A run of records
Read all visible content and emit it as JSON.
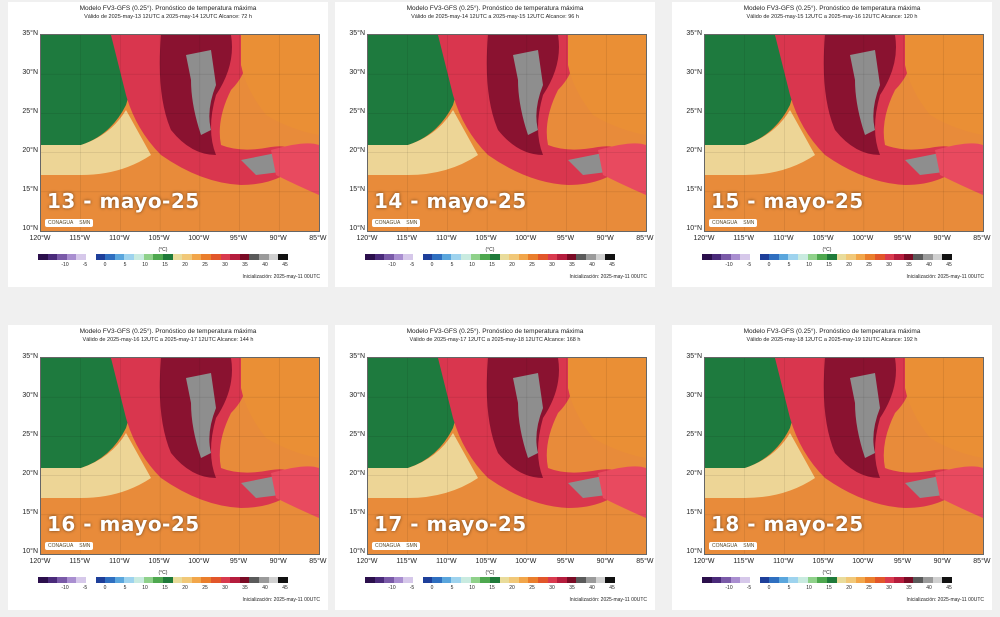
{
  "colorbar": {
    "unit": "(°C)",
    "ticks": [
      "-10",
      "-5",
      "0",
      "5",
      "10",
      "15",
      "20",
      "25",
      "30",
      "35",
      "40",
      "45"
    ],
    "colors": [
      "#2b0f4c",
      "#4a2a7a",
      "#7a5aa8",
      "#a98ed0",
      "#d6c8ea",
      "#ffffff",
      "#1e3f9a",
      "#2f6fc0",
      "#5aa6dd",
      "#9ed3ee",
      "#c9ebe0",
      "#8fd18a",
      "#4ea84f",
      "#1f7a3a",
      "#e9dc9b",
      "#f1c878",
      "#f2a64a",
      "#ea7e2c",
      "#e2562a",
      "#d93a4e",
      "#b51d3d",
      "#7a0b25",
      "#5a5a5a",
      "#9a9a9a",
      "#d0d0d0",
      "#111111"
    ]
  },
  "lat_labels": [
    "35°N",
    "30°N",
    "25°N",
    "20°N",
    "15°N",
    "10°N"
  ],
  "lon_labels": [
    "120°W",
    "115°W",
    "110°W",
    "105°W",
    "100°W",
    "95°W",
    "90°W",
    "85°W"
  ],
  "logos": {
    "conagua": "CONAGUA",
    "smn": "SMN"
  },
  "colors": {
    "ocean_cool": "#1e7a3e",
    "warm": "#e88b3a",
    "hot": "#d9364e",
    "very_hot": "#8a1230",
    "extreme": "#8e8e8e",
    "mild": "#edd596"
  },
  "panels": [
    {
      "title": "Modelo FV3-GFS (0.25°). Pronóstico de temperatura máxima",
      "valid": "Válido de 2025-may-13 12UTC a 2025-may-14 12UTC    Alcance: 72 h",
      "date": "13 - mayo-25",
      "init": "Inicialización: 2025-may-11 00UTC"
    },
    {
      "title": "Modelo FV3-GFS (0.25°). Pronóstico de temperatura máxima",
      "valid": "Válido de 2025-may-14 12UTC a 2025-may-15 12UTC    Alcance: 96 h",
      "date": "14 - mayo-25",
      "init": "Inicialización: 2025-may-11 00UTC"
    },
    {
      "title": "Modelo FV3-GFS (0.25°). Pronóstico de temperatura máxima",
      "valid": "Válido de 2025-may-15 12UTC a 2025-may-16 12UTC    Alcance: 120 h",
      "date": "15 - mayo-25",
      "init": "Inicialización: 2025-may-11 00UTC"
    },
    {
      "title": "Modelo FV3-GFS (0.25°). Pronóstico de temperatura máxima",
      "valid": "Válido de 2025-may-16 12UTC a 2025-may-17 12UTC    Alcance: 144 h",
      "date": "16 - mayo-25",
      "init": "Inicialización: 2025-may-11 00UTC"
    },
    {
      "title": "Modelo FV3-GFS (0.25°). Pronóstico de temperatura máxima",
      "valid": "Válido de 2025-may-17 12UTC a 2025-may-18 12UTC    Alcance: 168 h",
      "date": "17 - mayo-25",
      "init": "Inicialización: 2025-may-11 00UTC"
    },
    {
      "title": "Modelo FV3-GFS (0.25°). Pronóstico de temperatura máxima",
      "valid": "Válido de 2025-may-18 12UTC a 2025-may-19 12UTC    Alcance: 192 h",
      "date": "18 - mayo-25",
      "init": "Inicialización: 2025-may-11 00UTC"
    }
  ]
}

#### EXERCISE:
Repeat the listing in full and exactly. Leave any pictures out.

#### COMPLETE RESPONSE:
Read all visible content and emit it as JSON.
{
  "colorbar": {
    "unit": "(°C)",
    "ticks": [
      "-10",
      "-5",
      "0",
      "5",
      "10",
      "15",
      "20",
      "25",
      "30",
      "35",
      "40",
      "45"
    ],
    "colors": [
      "#2b0f4c",
      "#4a2a7a",
      "#7a5aa8",
      "#a98ed0",
      "#d6c8ea",
      "#ffffff",
      "#1e3f9a",
      "#2f6fc0",
      "#5aa6dd",
      "#9ed3ee",
      "#c9ebe0",
      "#8fd18a",
      "#4ea84f",
      "#1f7a3a",
      "#e9dc9b",
      "#f1c878",
      "#f2a64a",
      "#ea7e2c",
      "#e2562a",
      "#d93a4e",
      "#b51d3d",
      "#7a0b25",
      "#5a5a5a",
      "#9a9a9a",
      "#d0d0d0",
      "#111111"
    ]
  },
  "lat_labels": [
    "35°N",
    "30°N",
    "25°N",
    "20°N",
    "15°N",
    "10°N"
  ],
  "lon_labels": [
    "120°W",
    "115°W",
    "110°W",
    "105°W",
    "100°W",
    "95°W",
    "90°W",
    "85°W"
  ],
  "logos": {
    "conagua": "CONAGUA",
    "smn": "SMN"
  },
  "colors": {
    "ocean_cool": "#1e7a3e",
    "warm": "#e88b3a",
    "hot": "#d9364e",
    "very_hot": "#8a1230",
    "extreme": "#8e8e8e",
    "mild": "#edd596"
  },
  "panels": [
    {
      "title": "Modelo FV3-GFS (0.25°). Pronóstico de temperatura máxima",
      "valid": "Válido de 2025-may-13 12UTC a 2025-may-14 12UTC    Alcance: 72 h",
      "date": "13 - mayo-25",
      "init": "Inicialización: 2025-may-11 00UTC"
    },
    {
      "title": "Modelo FV3-GFS (0.25°). Pronóstico de temperatura máxima",
      "valid": "Válido de 2025-may-14 12UTC a 2025-may-15 12UTC    Alcance: 96 h",
      "date": "14 - mayo-25",
      "init": "Inicialización: 2025-may-11 00UTC"
    },
    {
      "title": "Modelo FV3-GFS (0.25°). Pronóstico de temperatura máxima",
      "valid": "Válido de 2025-may-15 12UTC a 2025-may-16 12UTC    Alcance: 120 h",
      "date": "15 - mayo-25",
      "init": "Inicialización: 2025-may-11 00UTC"
    },
    {
      "title": "Modelo FV3-GFS (0.25°). Pronóstico de temperatura máxima",
      "valid": "Válido de 2025-may-16 12UTC a 2025-may-17 12UTC    Alcance: 144 h",
      "date": "16 - mayo-25",
      "init": "Inicialización: 2025-may-11 00UTC"
    },
    {
      "title": "Modelo FV3-GFS (0.25°). Pronóstico de temperatura máxima",
      "valid": "Válido de 2025-may-17 12UTC a 2025-may-18 12UTC    Alcance: 168 h",
      "date": "17 - mayo-25",
      "init": "Inicialización: 2025-may-11 00UTC"
    },
    {
      "title": "Modelo FV3-GFS (0.25°). Pronóstico de temperatura máxima",
      "valid": "Válido de 2025-may-18 12UTC a 2025-may-19 12UTC    Alcance: 192 h",
      "date": "18 - mayo-25",
      "init": "Inicialización: 2025-may-11 00UTC"
    }
  ]
}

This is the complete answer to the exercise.